• [Problem set]
**1)** In the nerve anatomy passage, at what opening does the infraorbital nerve emerge onto the face?
**2)** Print the part of the nerve anatomy passage that begins at the words "The zygomaticotemporal nerve" and stops after the words "(Figs 11.5, 11.13).".
**3)** Name every group of branches into which the nerve anatomy passage says the infraorbital nerve divides.

The zygomaticotemporal nerve exits the zygomatic bone on its medial surface and pierces the temporal fascia to supply the skin over the temple. It also gives a branch to the lacrimal nerve, which may carry parasympathetic fibres to the lacrimal gland (Figs 11.5, 11.13).
Infraorbital Nerve
The infraorbital nerve emerges onto the face at the infraorbital foramen (see Fig. 11.5), where it lies between the levator labii superioris and levator anguli oris. It divides into three additional groups of branches. The palpebral branches ascend deep to orbicularis oculi and pierce the muscle to supply the skin of the lower eyelid and join with the facial and zygomaticofacial nerves near the lateral canthus. Nasal branches supply the skin of the side of the nose and movable part of the nasal septum and join the external nasal branch of the anterior ethmoidal nerve. Superior labial branches, large and numerous, descend behind levator labii superioris to supply the skin of the anterior part of the cheek and upper lip. They are joined by branches from the facial nerve to form the infraorbital plexus.

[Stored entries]
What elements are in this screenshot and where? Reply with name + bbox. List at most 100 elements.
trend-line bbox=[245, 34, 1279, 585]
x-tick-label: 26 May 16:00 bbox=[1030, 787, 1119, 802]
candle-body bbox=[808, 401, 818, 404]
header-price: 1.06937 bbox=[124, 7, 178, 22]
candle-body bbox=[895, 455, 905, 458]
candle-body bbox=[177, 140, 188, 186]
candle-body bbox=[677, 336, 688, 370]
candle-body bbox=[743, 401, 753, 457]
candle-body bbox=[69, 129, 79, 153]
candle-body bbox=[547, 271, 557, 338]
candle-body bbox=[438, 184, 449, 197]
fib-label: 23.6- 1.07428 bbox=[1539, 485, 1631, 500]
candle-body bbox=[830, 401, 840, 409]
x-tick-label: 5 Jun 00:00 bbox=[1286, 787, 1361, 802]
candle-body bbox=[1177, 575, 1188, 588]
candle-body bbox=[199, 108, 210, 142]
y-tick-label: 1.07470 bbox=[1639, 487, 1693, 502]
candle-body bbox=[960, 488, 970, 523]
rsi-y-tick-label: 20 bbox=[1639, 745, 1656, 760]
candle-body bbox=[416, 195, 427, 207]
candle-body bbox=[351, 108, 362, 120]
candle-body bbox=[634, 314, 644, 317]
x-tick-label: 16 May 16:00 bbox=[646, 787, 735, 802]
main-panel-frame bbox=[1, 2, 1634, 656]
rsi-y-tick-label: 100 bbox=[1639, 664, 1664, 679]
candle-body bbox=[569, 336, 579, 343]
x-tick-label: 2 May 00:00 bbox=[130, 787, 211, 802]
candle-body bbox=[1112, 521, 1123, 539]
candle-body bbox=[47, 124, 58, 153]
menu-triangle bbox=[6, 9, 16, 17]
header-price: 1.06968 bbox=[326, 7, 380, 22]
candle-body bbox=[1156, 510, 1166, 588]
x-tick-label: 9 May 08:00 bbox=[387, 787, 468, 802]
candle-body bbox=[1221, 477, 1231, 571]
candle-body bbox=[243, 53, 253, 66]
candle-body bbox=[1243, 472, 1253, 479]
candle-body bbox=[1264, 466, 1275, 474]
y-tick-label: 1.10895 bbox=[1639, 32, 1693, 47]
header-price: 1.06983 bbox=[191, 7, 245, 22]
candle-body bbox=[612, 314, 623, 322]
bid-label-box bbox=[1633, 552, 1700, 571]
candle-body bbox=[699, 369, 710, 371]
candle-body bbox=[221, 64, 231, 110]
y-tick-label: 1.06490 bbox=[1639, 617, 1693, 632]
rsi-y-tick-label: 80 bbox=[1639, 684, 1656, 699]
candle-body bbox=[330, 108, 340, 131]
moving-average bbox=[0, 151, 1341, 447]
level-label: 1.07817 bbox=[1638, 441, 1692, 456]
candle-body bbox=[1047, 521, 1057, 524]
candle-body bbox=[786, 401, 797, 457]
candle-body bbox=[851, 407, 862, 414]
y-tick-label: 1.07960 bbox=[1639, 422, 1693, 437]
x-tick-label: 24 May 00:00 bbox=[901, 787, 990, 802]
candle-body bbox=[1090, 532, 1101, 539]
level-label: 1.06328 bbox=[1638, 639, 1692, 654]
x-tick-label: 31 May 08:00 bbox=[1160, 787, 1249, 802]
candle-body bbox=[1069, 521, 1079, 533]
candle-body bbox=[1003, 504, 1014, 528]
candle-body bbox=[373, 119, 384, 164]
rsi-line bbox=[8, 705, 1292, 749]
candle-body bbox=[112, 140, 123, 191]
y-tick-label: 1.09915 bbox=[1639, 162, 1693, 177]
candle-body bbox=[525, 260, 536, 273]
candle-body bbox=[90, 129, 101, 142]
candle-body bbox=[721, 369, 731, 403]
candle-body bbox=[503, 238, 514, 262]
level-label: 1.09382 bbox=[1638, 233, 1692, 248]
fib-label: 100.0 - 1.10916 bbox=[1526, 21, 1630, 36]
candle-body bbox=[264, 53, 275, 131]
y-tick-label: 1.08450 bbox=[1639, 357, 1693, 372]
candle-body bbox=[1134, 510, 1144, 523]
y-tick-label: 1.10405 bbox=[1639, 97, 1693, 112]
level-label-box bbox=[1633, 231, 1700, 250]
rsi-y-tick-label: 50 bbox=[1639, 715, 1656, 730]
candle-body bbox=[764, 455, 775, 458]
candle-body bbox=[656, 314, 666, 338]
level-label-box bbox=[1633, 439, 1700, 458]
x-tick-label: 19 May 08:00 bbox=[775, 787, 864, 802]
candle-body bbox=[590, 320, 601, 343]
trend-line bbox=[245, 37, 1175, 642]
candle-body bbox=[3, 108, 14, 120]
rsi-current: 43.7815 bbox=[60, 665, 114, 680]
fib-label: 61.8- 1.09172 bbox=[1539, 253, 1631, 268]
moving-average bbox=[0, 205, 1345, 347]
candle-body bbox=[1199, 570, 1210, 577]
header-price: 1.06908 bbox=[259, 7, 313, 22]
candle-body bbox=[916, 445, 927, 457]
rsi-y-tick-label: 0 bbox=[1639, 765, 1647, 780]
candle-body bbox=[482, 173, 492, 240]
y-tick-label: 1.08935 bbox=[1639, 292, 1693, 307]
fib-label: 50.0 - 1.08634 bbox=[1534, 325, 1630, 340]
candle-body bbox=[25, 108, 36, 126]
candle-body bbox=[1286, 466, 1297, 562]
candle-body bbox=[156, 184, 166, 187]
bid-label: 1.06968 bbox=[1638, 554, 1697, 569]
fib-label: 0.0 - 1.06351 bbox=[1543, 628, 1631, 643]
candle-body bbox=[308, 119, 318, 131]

• [Answers to the tasks]
**1)** At the infraorbital foramen.

**2)**
The zygomaticotemporal nerve exits the zygomatic bone on its medial surface and pierces the temporal fascia to supply the skin over the temple. It also gives a branch to the lacrimal nerve, which may carry parasympathetic fibres to the lacrimal gland (Figs 11.5, 11.13).

**3)** Palpebral branches, nasal branches, superior labial branches